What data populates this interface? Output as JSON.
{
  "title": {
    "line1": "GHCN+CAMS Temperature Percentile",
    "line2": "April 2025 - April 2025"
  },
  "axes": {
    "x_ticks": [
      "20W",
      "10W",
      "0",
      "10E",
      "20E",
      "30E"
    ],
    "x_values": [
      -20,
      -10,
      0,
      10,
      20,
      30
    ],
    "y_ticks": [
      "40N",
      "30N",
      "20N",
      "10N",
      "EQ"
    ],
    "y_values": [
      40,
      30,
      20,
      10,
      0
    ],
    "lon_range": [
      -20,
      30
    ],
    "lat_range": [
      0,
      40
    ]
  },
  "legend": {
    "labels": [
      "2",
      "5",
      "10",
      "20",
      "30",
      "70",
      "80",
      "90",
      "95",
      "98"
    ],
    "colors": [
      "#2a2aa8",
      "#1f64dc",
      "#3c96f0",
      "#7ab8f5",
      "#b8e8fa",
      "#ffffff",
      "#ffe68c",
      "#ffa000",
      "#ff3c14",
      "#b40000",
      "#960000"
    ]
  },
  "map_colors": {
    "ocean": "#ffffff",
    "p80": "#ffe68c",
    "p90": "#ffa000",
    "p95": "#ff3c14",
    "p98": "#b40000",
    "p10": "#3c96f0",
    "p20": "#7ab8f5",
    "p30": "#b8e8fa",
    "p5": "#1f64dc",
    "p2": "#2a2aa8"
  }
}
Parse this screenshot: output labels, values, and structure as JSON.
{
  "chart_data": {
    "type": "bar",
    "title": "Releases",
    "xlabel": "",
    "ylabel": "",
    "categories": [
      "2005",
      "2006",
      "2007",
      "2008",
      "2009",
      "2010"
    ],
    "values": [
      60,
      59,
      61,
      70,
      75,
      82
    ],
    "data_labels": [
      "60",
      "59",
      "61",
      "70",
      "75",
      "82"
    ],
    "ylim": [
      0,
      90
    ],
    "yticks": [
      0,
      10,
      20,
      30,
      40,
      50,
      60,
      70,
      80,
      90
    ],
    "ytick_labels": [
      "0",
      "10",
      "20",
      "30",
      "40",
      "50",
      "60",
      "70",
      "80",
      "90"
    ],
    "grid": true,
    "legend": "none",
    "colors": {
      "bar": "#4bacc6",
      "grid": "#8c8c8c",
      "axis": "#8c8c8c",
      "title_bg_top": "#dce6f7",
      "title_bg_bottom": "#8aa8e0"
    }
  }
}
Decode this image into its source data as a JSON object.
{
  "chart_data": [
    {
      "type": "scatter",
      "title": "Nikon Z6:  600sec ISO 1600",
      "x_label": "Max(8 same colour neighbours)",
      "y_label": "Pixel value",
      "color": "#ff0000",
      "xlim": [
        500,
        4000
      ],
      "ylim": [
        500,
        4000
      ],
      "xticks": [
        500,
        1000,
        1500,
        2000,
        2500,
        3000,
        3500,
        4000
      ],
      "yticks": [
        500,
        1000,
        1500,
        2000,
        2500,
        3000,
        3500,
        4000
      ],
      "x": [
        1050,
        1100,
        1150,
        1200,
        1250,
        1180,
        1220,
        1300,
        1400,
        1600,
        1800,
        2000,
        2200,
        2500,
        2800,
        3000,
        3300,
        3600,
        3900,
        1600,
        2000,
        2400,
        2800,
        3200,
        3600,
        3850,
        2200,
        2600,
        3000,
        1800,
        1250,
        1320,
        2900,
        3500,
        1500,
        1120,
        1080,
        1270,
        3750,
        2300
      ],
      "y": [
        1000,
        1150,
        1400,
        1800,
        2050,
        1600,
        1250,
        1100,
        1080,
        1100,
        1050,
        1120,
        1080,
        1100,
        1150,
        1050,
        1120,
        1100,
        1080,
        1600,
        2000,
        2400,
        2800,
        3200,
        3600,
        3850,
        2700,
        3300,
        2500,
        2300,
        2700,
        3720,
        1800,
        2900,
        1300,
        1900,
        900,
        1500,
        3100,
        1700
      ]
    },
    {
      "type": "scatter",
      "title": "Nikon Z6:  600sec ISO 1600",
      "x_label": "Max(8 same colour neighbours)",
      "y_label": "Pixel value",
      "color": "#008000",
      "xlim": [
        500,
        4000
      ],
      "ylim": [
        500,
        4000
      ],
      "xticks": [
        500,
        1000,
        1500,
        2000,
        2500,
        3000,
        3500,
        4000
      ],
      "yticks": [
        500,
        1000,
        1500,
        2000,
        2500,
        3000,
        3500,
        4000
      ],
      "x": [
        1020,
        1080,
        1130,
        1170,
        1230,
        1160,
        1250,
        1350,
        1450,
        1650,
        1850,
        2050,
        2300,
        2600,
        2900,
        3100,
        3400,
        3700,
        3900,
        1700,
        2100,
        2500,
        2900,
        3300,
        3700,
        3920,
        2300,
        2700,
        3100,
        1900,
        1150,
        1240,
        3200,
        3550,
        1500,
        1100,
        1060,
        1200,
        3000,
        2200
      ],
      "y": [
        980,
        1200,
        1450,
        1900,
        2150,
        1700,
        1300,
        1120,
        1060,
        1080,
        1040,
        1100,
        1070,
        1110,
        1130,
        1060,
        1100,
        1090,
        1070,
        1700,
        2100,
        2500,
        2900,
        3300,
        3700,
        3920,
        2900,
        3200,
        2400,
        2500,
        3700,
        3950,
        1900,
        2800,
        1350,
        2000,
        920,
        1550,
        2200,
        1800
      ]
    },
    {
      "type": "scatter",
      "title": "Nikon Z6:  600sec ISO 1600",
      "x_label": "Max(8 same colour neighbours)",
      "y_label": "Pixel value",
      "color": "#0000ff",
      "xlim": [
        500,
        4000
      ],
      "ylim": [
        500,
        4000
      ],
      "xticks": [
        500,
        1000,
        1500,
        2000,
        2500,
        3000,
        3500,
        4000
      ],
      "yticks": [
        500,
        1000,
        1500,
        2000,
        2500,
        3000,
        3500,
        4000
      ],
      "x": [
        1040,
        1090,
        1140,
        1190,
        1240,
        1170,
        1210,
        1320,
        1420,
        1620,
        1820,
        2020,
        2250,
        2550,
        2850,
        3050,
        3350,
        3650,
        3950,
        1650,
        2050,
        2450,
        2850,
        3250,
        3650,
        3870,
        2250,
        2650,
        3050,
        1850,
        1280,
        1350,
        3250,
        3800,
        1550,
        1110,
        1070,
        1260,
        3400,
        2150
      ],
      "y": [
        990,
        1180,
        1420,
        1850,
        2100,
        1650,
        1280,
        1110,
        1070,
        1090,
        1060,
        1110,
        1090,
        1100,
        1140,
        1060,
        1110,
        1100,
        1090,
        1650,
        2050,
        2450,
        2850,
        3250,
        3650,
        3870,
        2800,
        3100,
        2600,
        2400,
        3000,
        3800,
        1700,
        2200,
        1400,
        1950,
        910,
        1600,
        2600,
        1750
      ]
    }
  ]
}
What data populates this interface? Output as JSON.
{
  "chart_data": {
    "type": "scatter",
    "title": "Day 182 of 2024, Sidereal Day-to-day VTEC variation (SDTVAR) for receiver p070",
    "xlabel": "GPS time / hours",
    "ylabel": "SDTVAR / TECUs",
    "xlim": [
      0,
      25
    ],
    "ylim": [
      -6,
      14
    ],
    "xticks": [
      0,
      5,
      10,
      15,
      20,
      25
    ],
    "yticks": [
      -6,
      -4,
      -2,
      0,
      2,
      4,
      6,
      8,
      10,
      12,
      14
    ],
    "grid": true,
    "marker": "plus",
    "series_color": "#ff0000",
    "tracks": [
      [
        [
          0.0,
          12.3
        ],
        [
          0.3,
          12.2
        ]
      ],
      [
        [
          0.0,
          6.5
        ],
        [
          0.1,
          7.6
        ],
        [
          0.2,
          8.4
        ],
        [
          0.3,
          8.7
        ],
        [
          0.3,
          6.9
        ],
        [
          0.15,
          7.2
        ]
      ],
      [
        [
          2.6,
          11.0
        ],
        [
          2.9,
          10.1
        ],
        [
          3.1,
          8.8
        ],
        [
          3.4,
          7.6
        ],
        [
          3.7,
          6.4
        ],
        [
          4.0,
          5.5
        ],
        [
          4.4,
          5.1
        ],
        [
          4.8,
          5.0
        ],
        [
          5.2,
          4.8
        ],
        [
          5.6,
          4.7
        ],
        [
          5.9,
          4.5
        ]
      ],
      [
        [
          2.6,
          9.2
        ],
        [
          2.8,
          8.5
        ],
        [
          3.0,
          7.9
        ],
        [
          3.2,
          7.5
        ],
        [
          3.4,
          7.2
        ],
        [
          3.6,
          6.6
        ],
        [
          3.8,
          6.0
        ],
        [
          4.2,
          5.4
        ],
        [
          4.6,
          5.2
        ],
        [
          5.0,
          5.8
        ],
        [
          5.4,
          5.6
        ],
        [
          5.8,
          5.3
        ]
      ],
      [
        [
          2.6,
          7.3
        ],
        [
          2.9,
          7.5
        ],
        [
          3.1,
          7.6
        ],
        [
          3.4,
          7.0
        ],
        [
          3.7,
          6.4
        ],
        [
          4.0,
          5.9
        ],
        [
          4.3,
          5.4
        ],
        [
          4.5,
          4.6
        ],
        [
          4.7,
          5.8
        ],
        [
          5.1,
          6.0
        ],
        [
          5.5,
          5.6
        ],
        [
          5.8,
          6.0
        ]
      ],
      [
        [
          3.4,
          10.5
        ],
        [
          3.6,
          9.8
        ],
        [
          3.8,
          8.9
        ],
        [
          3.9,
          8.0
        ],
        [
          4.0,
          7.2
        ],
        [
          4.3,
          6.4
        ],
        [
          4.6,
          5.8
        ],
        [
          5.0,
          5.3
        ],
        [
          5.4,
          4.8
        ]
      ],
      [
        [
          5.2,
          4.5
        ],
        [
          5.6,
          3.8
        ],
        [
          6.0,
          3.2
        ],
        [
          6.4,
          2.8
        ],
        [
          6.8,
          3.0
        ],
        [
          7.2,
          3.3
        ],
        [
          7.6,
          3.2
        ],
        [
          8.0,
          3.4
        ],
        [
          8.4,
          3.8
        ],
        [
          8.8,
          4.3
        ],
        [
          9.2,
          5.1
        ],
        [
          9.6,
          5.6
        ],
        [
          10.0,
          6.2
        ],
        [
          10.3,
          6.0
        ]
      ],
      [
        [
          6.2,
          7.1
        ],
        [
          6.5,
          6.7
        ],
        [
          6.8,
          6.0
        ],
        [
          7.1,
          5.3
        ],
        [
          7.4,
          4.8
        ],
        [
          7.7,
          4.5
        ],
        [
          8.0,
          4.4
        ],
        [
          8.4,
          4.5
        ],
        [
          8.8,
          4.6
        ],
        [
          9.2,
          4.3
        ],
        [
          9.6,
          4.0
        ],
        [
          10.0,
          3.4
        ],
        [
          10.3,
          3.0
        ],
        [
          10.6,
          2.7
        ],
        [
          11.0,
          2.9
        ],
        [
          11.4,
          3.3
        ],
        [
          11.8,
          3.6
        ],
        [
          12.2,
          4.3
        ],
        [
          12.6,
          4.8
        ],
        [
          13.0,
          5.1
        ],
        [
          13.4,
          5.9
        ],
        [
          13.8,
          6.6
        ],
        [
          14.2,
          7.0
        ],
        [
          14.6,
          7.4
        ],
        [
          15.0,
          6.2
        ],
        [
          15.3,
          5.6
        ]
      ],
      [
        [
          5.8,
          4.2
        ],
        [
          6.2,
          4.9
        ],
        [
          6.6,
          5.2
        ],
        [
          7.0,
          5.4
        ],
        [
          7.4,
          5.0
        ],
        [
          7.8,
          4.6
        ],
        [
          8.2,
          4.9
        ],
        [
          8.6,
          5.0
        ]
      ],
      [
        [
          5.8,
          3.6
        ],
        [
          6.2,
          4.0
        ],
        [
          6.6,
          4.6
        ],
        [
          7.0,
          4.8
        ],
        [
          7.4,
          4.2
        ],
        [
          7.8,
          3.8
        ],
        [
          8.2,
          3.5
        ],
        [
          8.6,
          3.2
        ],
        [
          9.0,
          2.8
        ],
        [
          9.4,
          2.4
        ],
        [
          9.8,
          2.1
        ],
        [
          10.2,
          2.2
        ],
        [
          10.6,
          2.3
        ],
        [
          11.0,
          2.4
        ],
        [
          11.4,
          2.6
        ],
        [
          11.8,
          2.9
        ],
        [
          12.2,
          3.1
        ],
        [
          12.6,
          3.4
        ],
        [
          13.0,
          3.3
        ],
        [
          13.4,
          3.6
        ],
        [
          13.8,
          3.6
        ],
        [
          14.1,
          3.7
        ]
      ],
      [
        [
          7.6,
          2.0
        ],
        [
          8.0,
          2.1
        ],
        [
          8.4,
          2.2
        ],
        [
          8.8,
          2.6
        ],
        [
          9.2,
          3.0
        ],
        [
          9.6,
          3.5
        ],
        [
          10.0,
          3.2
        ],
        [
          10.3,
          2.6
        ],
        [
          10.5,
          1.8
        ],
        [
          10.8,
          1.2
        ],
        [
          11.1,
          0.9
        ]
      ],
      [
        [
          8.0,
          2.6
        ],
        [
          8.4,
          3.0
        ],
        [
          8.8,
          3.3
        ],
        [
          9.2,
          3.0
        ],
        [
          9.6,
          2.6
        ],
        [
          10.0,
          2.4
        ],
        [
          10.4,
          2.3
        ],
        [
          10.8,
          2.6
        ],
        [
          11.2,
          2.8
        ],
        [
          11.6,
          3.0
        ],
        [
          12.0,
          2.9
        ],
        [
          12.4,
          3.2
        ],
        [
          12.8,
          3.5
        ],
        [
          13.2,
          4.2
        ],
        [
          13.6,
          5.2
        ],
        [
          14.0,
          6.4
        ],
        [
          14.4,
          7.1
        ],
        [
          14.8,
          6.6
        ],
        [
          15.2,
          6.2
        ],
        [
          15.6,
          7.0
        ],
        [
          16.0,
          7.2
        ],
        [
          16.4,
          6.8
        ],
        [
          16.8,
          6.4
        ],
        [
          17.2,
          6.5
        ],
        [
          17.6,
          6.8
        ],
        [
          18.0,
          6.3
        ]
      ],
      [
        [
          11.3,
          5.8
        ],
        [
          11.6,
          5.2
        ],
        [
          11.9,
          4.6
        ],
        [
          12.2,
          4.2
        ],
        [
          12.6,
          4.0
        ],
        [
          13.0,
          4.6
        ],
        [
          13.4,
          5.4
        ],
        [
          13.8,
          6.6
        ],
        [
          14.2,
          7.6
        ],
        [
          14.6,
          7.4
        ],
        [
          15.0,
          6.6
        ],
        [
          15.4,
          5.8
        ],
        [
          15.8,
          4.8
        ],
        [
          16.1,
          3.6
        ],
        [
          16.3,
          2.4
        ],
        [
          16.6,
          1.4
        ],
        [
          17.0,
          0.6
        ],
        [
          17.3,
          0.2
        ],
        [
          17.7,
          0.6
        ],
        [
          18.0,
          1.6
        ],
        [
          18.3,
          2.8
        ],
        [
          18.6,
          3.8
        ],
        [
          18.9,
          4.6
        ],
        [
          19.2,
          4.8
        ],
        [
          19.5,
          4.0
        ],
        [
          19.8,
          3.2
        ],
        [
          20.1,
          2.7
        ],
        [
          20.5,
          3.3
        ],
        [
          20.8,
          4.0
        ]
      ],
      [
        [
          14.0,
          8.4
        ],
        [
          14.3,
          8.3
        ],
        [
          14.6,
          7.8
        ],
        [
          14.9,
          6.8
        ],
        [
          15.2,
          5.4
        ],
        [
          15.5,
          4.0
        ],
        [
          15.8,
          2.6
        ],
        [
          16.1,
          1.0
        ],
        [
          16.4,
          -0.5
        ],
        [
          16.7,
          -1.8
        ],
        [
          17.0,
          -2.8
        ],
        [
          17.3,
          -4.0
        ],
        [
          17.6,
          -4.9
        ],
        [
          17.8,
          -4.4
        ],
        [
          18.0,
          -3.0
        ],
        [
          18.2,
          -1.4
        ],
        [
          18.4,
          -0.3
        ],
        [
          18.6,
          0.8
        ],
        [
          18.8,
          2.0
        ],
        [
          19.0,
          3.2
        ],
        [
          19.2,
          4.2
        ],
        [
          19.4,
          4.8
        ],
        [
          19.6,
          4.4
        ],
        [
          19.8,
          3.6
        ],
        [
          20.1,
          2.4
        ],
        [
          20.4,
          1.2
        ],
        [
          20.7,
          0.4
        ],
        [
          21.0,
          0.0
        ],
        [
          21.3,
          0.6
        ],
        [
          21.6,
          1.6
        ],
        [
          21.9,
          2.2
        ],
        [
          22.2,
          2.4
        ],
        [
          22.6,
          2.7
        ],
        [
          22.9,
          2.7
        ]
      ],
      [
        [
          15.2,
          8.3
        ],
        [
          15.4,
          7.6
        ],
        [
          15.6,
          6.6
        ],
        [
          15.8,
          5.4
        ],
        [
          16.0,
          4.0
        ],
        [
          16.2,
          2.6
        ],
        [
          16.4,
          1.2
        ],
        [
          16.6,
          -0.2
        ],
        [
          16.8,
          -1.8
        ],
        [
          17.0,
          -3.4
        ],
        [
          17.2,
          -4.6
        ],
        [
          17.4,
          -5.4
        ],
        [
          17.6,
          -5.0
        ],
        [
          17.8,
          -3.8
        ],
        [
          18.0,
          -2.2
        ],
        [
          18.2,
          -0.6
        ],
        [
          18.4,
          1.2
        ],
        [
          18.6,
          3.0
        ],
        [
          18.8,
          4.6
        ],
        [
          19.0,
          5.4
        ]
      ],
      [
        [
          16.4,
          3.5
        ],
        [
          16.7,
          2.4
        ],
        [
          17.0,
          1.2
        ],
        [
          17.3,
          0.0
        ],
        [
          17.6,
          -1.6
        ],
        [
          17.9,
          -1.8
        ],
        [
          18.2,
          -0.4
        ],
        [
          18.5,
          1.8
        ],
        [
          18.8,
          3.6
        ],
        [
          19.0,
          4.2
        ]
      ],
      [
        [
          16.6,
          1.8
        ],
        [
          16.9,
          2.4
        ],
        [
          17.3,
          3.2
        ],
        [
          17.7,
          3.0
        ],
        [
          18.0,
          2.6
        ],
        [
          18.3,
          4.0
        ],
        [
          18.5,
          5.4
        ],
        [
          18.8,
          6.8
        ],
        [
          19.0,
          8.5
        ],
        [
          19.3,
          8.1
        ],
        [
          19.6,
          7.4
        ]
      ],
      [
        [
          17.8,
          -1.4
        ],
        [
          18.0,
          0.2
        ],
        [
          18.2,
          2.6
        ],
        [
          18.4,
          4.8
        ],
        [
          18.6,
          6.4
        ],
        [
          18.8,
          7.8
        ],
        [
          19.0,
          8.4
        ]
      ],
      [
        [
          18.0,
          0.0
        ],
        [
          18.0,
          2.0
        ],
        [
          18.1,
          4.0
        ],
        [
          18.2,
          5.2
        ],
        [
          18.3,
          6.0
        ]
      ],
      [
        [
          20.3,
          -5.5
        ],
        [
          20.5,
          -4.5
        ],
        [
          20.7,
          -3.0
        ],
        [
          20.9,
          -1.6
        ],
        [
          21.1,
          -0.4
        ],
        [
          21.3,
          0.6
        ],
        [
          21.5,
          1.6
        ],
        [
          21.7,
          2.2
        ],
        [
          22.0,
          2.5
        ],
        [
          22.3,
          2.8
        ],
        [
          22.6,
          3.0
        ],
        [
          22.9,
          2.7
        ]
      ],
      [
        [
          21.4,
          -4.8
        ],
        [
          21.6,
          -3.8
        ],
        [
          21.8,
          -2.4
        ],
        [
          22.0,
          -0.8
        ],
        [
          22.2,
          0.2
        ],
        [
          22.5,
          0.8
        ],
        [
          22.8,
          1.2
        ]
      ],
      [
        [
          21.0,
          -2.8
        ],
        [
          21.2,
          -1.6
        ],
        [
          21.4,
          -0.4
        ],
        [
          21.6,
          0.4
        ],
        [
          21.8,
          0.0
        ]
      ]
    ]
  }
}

━━━━━━━━

Read the entries and pick out all lines that include the word "SDTVAR".

# Answer to this task
    "title": "Day 182 of 2024, Sidereal Day-to-day VTEC variation (SDTVAR) for receiver p070",
    "ylabel": "SDTVAR / TECUs",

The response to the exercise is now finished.